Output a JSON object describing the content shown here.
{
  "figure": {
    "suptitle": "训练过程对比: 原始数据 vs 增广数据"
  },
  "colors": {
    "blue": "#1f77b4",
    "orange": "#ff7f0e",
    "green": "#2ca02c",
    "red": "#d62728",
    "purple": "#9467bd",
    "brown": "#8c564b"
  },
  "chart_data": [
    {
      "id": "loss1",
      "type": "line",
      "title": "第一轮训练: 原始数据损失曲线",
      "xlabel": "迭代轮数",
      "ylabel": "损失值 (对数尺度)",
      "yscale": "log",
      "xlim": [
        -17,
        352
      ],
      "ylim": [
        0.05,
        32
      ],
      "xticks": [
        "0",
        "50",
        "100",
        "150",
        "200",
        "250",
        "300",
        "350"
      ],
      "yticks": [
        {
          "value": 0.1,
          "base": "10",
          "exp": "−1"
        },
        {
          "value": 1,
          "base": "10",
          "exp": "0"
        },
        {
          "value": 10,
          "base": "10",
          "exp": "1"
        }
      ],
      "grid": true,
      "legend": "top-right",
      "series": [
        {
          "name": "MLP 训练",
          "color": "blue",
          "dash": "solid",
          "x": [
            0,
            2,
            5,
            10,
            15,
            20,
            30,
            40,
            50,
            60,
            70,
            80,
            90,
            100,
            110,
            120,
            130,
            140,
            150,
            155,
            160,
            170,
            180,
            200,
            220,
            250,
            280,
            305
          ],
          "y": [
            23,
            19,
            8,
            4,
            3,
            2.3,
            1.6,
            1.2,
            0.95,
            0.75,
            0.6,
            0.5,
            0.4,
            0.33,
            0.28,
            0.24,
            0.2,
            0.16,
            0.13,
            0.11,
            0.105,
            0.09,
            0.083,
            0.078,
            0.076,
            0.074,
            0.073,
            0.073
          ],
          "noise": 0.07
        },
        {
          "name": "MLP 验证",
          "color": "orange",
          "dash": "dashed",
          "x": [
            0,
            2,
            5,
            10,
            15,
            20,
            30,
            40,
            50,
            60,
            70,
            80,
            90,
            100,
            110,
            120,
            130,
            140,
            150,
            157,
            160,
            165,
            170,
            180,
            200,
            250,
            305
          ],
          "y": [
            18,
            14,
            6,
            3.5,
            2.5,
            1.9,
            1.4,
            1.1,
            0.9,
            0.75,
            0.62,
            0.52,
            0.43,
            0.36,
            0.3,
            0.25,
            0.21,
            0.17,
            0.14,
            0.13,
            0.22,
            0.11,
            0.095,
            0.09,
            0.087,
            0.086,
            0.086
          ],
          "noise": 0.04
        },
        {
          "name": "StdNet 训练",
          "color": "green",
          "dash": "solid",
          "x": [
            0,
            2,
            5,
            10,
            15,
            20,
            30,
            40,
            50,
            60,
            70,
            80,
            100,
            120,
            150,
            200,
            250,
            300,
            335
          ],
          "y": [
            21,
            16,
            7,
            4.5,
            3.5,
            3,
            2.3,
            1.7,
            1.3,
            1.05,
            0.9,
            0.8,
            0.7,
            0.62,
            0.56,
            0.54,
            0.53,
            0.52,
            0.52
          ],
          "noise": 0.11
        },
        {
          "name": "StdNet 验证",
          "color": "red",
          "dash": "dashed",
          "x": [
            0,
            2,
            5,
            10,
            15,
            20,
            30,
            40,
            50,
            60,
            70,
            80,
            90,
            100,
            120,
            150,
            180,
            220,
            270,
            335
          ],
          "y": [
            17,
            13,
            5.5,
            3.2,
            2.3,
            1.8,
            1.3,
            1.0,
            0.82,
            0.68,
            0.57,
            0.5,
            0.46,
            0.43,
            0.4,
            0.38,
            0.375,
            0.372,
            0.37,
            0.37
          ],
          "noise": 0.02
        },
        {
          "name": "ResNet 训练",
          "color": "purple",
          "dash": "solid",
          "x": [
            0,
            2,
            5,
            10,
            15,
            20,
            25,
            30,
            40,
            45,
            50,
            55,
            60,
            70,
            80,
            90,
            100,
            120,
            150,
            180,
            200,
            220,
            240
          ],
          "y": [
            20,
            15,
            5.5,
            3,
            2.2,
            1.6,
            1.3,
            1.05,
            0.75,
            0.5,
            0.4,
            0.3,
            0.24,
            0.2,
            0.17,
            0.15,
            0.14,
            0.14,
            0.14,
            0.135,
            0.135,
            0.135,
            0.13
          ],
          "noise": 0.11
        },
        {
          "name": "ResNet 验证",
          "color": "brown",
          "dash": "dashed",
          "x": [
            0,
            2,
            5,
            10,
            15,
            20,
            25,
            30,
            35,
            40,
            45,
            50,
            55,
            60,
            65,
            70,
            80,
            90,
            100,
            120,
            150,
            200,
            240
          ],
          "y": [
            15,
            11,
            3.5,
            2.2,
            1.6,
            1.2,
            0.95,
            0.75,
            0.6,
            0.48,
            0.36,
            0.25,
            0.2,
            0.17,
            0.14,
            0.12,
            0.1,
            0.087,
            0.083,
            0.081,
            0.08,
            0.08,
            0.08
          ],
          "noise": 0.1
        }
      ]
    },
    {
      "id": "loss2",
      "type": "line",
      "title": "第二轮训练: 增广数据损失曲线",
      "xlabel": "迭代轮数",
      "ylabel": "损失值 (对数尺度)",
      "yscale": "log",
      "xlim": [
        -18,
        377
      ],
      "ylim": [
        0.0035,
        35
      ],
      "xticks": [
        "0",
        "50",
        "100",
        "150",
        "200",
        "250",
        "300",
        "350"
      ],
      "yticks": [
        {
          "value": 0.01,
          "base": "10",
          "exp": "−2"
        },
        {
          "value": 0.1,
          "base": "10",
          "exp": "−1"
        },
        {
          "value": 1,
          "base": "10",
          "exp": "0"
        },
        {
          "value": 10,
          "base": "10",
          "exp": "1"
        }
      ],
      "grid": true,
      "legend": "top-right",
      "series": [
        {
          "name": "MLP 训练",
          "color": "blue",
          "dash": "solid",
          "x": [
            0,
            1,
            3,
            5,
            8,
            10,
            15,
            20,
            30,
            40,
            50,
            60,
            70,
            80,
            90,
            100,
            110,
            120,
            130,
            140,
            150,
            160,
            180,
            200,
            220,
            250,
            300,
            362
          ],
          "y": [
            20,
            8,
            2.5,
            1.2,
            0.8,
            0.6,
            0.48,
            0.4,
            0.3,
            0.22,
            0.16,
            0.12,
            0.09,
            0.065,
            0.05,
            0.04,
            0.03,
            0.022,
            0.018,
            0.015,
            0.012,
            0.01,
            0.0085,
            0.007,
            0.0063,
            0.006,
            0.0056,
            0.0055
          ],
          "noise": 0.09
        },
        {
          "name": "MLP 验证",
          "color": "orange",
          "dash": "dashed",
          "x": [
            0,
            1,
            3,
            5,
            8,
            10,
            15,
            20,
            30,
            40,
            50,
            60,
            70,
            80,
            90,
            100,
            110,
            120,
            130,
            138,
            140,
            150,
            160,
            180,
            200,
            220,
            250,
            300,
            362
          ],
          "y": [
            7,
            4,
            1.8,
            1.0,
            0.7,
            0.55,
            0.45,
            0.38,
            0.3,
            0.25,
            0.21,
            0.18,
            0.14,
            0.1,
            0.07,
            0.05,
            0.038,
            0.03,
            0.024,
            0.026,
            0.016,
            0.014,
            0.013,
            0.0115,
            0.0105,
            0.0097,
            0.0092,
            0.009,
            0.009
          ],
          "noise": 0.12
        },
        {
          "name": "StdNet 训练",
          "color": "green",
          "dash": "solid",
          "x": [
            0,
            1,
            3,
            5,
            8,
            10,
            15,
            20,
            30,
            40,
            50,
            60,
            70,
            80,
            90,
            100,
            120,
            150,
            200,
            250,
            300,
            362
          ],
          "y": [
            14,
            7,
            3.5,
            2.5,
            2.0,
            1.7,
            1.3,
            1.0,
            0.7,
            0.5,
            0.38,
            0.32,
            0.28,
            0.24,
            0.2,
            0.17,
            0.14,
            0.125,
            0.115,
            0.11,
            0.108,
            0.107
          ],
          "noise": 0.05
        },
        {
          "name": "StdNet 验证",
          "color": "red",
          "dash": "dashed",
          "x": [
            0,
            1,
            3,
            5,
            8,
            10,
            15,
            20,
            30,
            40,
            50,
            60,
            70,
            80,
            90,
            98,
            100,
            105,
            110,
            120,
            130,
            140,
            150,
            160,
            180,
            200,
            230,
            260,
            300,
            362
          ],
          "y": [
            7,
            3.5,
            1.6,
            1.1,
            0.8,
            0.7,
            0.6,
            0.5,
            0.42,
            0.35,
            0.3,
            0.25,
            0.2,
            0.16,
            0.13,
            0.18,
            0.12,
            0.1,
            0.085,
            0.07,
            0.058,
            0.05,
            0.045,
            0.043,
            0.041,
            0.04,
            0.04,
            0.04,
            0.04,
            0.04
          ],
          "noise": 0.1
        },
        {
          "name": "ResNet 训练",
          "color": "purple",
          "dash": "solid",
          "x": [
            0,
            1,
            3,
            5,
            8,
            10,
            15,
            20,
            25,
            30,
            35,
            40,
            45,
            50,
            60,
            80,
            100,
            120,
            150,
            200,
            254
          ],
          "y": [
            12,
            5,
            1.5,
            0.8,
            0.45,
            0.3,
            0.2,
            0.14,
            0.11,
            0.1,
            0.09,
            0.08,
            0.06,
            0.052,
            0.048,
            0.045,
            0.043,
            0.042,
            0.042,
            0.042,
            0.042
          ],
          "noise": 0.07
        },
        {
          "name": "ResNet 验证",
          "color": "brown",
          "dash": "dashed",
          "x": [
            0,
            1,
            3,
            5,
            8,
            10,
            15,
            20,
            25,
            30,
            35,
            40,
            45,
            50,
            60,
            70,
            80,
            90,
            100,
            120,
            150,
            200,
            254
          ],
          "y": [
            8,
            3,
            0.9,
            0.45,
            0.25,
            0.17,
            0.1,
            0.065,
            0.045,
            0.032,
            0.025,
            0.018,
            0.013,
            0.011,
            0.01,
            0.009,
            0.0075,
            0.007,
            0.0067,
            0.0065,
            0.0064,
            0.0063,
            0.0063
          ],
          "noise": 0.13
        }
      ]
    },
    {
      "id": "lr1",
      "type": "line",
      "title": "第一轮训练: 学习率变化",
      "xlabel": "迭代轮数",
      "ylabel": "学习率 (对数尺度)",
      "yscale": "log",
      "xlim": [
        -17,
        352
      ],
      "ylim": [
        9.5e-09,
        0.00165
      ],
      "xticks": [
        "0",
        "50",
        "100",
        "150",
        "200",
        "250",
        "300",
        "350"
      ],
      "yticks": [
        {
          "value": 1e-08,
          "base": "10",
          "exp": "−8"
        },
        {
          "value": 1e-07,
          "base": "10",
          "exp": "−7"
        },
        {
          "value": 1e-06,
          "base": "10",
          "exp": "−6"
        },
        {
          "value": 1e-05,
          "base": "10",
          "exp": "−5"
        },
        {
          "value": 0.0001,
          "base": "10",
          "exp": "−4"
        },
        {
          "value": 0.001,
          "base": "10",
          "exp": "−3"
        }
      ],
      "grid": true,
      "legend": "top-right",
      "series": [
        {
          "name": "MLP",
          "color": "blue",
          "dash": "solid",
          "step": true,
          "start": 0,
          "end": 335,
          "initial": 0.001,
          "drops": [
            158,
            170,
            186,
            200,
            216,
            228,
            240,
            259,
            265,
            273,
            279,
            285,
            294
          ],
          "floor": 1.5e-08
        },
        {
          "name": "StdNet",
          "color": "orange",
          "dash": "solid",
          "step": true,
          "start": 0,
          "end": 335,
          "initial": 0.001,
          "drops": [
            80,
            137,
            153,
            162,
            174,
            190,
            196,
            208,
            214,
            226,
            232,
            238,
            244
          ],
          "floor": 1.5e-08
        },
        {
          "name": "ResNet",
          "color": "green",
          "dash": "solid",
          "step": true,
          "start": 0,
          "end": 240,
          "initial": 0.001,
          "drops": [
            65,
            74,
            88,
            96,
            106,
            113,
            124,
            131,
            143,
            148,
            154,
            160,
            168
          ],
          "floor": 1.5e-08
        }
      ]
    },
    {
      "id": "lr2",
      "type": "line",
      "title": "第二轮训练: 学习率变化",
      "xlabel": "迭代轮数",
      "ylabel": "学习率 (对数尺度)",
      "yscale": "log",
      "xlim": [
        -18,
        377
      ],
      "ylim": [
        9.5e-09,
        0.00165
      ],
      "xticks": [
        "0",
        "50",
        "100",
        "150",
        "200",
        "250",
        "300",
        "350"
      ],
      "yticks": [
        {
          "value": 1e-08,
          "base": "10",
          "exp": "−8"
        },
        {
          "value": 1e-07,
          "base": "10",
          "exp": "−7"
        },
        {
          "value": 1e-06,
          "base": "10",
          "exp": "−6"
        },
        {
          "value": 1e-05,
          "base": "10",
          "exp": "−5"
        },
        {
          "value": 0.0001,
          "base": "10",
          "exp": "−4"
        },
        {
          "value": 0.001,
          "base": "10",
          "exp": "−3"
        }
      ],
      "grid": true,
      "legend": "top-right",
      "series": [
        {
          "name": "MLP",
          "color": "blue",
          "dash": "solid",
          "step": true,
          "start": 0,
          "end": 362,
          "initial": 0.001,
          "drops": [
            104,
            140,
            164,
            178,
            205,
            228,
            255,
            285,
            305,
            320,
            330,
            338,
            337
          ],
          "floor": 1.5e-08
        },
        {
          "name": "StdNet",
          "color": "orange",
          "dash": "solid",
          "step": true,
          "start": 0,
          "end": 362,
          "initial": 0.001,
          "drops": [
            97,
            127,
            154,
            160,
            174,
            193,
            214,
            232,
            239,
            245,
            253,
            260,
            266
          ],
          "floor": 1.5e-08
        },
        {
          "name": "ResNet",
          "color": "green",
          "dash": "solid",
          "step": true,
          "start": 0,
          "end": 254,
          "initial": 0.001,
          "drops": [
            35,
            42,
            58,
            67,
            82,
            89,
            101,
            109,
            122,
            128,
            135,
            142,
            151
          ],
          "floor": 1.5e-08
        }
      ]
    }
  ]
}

TASK PROMPT: Search the entries for the word "第二轮训练" and pick out every line that holds it.

EXERCISE RESPONSE:
      "title": "第二轮训练: 增广数据损失曲线",
      "title": "第二轮训练: 学习率变化",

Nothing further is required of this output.